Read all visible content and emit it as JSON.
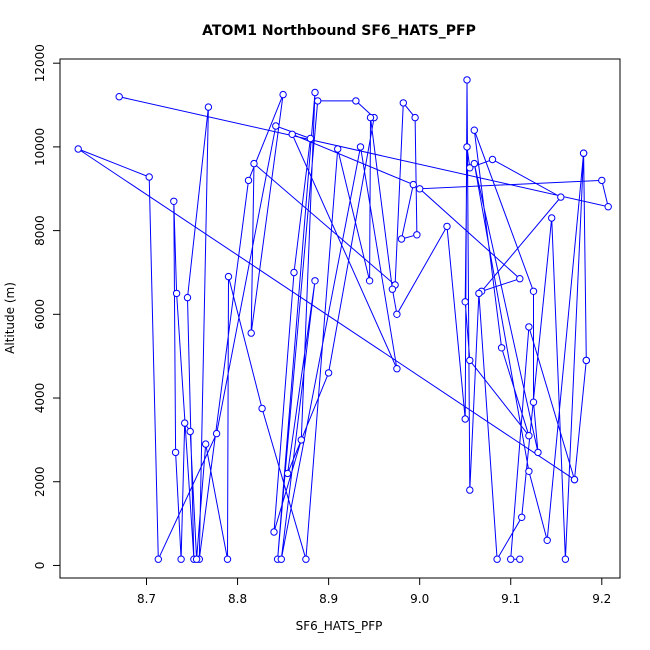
{
  "chart_data": {
    "type": "line",
    "title": "ATOM1 Northbound SF6_HATS_PFP",
    "xlabel": "SF6_HATS_PFP",
    "ylabel": "Altitude (m)",
    "xlim": [
      8.605,
      9.22
    ],
    "ylim": [
      -300,
      12100
    ],
    "xticks": [
      8.7,
      8.8,
      8.9,
      9.0,
      9.1,
      9.2
    ],
    "xtick_labels": [
      "8.7",
      "8.8",
      "8.9",
      "9.0",
      "9.1",
      "9.2"
    ],
    "yticks": [
      0,
      2000,
      4000,
      6000,
      8000,
      10000,
      12000
    ],
    "ytick_labels": [
      "0",
      "2000",
      "4000",
      "6000",
      "8000",
      "10000",
      "12000"
    ],
    "grid": false,
    "color": "#0000ff",
    "series": [
      {
        "x": [
          8.67,
          9.207,
          9.2,
          9.0,
          9.11,
          9.068,
          9.155,
          9.08,
          9.055,
          9.052,
          9.05,
          9.055,
          9.12,
          9.09,
          9.06,
          9.125,
          9.125,
          9.13,
          9.06,
          9.12,
          9.14,
          9.18,
          9.183,
          9.17,
          8.625,
          8.703,
          8.713,
          8.777,
          8.842,
          8.88,
          8.862,
          8.84,
          8.87,
          8.885,
          8.844,
          8.888,
          8.93,
          8.95,
          8.9,
          8.855,
          8.885,
          8.848,
          8.935,
          8.975,
          8.86,
          8.993,
          8.98,
          8.997,
          8.995,
          8.982,
          8.973,
          8.818,
          8.815,
          8.85,
          8.812,
          8.758,
          8.768,
          8.745,
          8.752,
          8.733,
          8.73,
          8.732,
          8.738,
          8.742,
          8.748,
          8.755,
          8.765,
          8.789,
          8.79,
          8.827,
          8.875,
          8.91,
          8.945,
          8.946,
          8.97,
          8.975,
          9.03,
          9.05,
          9.052,
          9.055,
          9.065,
          9.085,
          9.112,
          9.145,
          9.16,
          9.18,
          9.183,
          9.17,
          9.12,
          9.1,
          9.11
        ],
        "y": [
          11200,
          8570,
          9200,
          9000,
          6850,
          6550,
          8800,
          9700,
          9500,
          10000,
          6300,
          4900,
          3100,
          5200,
          10400,
          6550,
          3900,
          2700,
          9600,
          2250,
          600,
          9850,
          4900,
          2050,
          9950,
          9280,
          150,
          3150,
          10500,
          10200,
          7000,
          800,
          3000,
          11300,
          150,
          11100,
          11100,
          10700,
          4600,
          2200,
          6800,
          150,
          10000,
          4700,
          10300,
          9100,
          7800,
          7900,
          10700,
          11050,
          6700,
          9600,
          5550,
          11250,
          9200,
          150,
          10950,
          6400,
          150,
          6500,
          8700,
          2700,
          150,
          3400,
          3200,
          150,
          2900,
          150,
          6900,
          3750,
          150,
          9950,
          6800,
          10700,
          6600,
          6000,
          8100,
          3500,
          11600,
          1800,
          6500,
          150,
          1150,
          8300,
          150,
          9850,
          4900,
          2050,
          5700,
          150,
          150
        ]
      }
    ]
  }
}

++++++++++++++++++++

• **GOAL**: Can you restate all the records above word for word while dropping the pictures?

• **RESPONSE TO THIS TASK**:
Read all visible content and emit it as JSON.
{
  "chart_data": {
    "type": "line",
    "title": "ATOM1 Northbound SF6_HATS_PFP",
    "xlabel": "SF6_HATS_PFP",
    "ylabel": "Altitude (m)",
    "xlim": [
      8.605,
      9.22
    ],
    "ylim": [
      -300,
      12100
    ],
    "xticks": [
      8.7,
      8.8,
      8.9,
      9.0,
      9.1,
      9.2
    ],
    "xtick_labels": [
      "8.7",
      "8.8",
      "8.9",
      "9.0",
      "9.1",
      "9.2"
    ],
    "yticks": [
      0,
      2000,
      4000,
      6000,
      8000,
      10000,
      12000
    ],
    "ytick_labels": [
      "0",
      "2000",
      "4000",
      "6000",
      "8000",
      "10000",
      "12000"
    ],
    "grid": false,
    "color": "#0000ff",
    "series": [
      {
        "x": [
          8.67,
          9.207,
          9.2,
          9.0,
          9.11,
          9.068,
          9.155,
          9.08,
          9.055,
          9.052,
          9.05,
          9.055,
          9.12,
          9.09,
          9.06,
          9.125,
          9.125,
          9.13,
          9.06,
          9.12,
          9.14,
          9.18,
          9.183,
          9.17,
          8.625,
          8.703,
          8.713,
          8.777,
          8.842,
          8.88,
          8.862,
          8.84,
          8.87,
          8.885,
          8.844,
          8.888,
          8.93,
          8.95,
          8.9,
          8.855,
          8.885,
          8.848,
          8.935,
          8.975,
          8.86,
          8.993,
          8.98,
          8.997,
          8.995,
          8.982,
          8.973,
          8.818,
          8.815,
          8.85,
          8.812,
          8.758,
          8.768,
          8.745,
          8.752,
          8.733,
          8.73,
          8.732,
          8.738,
          8.742,
          8.748,
          8.755,
          8.765,
          8.789,
          8.79,
          8.827,
          8.875,
          8.91,
          8.945,
          8.946,
          8.97,
          8.975,
          9.03,
          9.05,
          9.052,
          9.055,
          9.065,
          9.085,
          9.112,
          9.145,
          9.16,
          9.18,
          9.183,
          9.17,
          9.12,
          9.1,
          9.11
        ],
        "y": [
          11200,
          8570,
          9200,
          9000,
          6850,
          6550,
          8800,
          9700,
          9500,
          10000,
          6300,
          4900,
          3100,
          5200,
          10400,
          6550,
          3900,
          2700,
          9600,
          2250,
          600,
          9850,
          4900,
          2050,
          9950,
          9280,
          150,
          3150,
          10500,
          10200,
          7000,
          800,
          3000,
          11300,
          150,
          11100,
          11100,
          10700,
          4600,
          2200,
          6800,
          150,
          10000,
          4700,
          10300,
          9100,
          7800,
          7900,
          10700,
          11050,
          6700,
          9600,
          5550,
          11250,
          9200,
          150,
          10950,
          6400,
          150,
          6500,
          8700,
          2700,
          150,
          3400,
          3200,
          150,
          2900,
          150,
          6900,
          3750,
          150,
          9950,
          6800,
          10700,
          6600,
          6000,
          8100,
          3500,
          11600,
          1800,
          6500,
          150,
          1150,
          8300,
          150,
          9850,
          4900,
          2050,
          5700,
          150,
          150
        ]
      }
    ]
  }
}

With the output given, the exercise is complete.